Look through the records below and collect all lines that hold the string "darunter".

▶ **DATA IN THIS EXERCISE**:
━━━
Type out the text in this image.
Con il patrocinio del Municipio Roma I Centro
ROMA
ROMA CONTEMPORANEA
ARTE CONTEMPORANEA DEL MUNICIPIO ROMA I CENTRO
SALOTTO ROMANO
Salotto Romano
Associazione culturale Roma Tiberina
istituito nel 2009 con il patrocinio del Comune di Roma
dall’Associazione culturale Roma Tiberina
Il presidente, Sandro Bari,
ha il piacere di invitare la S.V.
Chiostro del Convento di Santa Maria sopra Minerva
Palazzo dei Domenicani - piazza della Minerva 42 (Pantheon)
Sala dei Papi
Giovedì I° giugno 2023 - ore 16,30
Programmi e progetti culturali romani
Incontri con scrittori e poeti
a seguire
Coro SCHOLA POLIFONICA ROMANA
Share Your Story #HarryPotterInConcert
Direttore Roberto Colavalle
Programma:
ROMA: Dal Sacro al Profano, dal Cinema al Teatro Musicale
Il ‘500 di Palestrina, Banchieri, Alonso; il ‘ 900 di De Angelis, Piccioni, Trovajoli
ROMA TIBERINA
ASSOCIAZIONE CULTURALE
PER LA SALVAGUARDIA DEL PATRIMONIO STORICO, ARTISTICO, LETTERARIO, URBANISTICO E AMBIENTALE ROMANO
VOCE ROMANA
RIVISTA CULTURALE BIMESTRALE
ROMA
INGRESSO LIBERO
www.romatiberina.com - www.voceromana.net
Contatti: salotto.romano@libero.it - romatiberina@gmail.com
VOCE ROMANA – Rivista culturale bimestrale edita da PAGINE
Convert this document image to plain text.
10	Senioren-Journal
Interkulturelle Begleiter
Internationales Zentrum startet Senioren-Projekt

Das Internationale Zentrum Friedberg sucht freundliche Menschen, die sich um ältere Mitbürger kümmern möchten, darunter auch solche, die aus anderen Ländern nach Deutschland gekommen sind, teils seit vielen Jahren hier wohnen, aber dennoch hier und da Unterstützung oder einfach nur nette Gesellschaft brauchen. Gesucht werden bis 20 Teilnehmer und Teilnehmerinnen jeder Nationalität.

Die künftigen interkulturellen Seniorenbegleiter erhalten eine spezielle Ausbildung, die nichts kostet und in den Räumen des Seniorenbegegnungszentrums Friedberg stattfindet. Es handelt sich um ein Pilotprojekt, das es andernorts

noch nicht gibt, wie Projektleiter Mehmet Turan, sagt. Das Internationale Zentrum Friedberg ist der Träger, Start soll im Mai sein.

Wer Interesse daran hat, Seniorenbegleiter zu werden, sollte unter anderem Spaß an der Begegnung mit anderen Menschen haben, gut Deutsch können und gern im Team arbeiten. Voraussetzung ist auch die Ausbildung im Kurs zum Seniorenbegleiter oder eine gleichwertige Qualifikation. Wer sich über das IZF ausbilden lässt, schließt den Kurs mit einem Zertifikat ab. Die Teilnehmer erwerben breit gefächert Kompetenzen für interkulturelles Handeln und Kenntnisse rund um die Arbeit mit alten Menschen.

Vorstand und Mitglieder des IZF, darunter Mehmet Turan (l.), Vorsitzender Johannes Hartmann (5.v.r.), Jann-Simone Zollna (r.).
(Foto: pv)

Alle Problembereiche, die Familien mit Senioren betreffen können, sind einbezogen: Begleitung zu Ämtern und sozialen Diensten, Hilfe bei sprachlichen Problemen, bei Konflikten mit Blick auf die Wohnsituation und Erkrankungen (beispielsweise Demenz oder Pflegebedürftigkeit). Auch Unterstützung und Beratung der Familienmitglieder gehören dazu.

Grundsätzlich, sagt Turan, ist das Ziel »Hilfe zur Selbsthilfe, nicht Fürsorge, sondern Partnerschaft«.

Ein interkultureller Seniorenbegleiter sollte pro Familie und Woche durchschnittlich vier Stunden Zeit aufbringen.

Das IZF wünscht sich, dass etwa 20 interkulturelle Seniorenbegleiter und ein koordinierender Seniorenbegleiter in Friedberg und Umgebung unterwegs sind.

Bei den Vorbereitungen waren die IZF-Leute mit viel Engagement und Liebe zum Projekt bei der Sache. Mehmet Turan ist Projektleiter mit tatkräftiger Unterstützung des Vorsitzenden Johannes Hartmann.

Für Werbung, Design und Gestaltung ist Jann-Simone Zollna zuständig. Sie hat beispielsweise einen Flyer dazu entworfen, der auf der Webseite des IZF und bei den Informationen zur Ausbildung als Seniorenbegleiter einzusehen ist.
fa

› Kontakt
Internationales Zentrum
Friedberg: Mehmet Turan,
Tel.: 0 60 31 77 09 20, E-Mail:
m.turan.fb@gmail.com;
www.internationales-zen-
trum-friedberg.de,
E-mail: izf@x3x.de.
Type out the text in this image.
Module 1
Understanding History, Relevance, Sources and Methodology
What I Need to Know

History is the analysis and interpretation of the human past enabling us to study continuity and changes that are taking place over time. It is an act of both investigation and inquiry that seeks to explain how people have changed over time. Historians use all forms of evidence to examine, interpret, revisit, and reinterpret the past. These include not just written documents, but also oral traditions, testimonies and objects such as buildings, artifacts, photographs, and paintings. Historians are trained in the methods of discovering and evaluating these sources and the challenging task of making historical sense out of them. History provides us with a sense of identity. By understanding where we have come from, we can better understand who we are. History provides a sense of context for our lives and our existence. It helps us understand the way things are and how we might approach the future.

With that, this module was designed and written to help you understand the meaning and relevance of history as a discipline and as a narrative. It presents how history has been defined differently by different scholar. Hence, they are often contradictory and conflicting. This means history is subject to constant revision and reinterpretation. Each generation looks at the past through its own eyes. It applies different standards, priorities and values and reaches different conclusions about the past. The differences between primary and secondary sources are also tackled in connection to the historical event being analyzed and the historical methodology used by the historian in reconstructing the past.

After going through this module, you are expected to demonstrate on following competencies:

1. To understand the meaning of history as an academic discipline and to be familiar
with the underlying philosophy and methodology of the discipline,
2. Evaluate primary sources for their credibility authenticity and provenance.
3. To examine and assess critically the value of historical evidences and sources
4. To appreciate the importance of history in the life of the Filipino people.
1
━━━
▶ **WRITTEN SOLUTION**:
Das Internationale Zentrum Friedberg sucht freundliche Menschen, die sich um ältere Mitbürger kümmern möchten, darunter auch solche, die aus anderen Ländern nach Deutschland gekommen sind, teils seit vielen Jahren hier wohnen, aber dennoch hier und da Unterstützung oder einfach nur nette Gesellschaft brauchen. Gesucht werden bis 20 Teilnehmer und Teilnehmerinnen jeder Nationalität.
Vorstand und Mitglieder des IZF, darunter Mehmet Turan (l.), Vorsitzender Johannes Hartmann (5.v.r.), Jann-Simone Zollna (r.).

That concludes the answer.